* **WHAT YOU WILL DO**
Scan the listing below. Report each line that includes "xlabel".

═══ LISTING

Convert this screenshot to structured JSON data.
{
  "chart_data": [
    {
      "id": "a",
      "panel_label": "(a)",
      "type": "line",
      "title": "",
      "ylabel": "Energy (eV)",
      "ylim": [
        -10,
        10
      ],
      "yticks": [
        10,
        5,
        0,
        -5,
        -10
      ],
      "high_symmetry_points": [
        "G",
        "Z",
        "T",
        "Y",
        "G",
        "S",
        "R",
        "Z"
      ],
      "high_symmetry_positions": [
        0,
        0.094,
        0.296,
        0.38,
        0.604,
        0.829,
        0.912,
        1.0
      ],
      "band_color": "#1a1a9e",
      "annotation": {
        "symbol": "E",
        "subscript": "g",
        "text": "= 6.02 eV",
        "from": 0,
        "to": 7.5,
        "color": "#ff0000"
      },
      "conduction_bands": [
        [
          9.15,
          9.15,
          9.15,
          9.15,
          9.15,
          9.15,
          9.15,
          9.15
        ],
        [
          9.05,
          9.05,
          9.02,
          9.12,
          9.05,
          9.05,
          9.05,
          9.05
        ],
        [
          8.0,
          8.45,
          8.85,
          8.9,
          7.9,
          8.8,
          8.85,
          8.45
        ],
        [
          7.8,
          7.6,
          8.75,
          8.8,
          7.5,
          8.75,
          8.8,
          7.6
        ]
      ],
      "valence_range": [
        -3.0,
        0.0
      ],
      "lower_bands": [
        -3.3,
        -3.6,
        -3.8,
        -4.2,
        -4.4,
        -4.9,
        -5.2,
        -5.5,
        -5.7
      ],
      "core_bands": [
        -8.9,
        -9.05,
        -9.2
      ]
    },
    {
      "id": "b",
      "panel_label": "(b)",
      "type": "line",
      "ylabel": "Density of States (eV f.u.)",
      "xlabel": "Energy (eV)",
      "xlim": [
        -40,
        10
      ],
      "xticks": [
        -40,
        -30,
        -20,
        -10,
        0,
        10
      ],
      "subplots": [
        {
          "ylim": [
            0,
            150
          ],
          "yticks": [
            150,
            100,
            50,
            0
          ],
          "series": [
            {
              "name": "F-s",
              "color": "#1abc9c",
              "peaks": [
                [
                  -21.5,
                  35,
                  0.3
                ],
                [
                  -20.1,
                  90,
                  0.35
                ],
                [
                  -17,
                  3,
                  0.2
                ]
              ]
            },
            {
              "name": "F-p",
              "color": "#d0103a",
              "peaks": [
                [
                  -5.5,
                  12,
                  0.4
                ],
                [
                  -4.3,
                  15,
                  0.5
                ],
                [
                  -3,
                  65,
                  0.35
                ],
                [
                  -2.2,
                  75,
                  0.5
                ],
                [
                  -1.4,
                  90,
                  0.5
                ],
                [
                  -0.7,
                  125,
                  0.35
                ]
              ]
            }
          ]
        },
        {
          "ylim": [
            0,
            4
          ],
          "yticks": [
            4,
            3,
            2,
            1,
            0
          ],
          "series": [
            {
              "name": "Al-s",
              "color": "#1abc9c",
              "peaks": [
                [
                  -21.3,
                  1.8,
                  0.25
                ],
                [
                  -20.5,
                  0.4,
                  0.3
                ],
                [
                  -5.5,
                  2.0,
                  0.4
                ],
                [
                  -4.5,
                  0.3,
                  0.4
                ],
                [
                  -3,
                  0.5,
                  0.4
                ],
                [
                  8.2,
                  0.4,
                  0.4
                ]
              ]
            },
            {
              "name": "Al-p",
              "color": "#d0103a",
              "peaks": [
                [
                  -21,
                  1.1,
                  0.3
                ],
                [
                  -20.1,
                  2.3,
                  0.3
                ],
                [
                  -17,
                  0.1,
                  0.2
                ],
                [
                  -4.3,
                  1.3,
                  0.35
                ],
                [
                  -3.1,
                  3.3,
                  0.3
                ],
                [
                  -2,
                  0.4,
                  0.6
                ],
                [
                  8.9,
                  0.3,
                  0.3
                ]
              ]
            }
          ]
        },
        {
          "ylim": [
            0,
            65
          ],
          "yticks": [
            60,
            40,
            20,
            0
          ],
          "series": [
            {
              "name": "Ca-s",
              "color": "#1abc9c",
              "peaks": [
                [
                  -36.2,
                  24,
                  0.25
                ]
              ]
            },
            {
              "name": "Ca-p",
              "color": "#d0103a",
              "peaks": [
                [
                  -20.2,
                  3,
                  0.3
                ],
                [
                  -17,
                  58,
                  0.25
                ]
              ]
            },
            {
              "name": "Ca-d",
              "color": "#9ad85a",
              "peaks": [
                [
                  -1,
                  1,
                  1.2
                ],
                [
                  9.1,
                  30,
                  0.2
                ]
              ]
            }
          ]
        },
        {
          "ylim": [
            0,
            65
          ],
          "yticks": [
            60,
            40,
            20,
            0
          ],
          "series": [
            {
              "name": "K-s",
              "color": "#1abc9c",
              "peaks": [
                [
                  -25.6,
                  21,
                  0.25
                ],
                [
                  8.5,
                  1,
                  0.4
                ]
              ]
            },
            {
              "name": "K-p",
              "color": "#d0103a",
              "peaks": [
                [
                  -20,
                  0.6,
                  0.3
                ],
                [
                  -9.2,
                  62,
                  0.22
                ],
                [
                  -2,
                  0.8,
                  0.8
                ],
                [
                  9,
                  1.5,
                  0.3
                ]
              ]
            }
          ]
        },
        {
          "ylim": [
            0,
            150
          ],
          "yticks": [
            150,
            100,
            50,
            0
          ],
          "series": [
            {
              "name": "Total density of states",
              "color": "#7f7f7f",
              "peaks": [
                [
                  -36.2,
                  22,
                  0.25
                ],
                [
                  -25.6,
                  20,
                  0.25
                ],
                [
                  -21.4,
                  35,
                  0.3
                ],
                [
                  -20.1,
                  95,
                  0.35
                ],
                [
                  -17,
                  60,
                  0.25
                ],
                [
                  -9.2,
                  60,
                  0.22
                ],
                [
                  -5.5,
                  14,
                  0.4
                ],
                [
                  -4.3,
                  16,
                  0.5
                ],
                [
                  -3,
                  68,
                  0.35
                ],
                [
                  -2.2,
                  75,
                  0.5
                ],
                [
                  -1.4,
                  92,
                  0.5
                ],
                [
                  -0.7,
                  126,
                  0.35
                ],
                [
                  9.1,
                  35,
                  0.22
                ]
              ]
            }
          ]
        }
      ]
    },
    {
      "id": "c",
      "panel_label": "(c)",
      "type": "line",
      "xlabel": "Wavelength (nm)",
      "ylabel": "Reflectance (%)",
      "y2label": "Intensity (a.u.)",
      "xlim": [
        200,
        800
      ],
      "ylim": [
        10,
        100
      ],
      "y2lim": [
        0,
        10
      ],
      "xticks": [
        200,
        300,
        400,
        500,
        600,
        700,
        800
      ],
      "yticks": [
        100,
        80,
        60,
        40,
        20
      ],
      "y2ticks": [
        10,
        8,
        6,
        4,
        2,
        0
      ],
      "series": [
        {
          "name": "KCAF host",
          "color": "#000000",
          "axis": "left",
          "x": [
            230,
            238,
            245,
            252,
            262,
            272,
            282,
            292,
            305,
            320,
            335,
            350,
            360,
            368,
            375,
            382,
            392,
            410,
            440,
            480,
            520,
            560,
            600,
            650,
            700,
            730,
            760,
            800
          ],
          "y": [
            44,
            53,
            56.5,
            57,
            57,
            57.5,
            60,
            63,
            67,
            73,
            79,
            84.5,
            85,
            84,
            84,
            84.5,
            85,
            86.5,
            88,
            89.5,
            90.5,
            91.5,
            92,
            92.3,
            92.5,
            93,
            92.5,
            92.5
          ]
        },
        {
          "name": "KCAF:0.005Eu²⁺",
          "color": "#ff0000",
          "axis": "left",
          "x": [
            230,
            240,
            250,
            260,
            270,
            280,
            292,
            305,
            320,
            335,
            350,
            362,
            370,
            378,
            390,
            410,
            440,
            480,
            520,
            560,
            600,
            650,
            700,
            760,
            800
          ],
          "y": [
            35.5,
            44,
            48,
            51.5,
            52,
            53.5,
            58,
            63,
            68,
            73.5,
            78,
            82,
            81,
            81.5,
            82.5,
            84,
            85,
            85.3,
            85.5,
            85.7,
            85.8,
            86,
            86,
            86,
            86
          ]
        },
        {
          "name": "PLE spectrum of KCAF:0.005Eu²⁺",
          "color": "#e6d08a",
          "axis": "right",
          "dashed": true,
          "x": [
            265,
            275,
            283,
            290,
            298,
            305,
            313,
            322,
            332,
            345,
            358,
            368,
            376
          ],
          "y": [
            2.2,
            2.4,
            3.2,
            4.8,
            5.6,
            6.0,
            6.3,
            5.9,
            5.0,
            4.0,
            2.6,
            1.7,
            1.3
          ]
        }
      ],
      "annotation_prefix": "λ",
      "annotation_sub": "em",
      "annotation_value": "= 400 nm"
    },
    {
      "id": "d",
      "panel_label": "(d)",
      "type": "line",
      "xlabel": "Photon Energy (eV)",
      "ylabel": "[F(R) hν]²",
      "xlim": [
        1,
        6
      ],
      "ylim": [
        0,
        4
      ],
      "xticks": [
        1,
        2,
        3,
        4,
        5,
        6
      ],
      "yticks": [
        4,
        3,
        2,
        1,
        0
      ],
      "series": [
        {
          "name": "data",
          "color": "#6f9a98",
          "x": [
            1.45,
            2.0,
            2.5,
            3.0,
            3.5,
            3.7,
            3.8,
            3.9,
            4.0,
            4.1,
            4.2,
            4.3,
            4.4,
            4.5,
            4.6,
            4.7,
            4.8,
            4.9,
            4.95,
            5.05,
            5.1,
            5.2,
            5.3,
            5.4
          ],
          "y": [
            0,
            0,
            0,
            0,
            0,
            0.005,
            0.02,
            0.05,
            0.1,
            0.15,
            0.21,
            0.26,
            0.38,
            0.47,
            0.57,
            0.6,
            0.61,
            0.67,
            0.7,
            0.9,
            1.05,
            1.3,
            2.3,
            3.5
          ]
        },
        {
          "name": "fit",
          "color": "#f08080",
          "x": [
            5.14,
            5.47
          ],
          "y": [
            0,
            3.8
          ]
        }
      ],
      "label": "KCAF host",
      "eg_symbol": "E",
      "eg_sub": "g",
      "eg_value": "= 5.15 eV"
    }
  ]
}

══════

* **ANSWER FOR THIS EXERCISE**
      "xlabel": "Energy (eV)",
      "xlabel": "Wavelength (nm)",
      "xlabel": "Photon Energy (eV)",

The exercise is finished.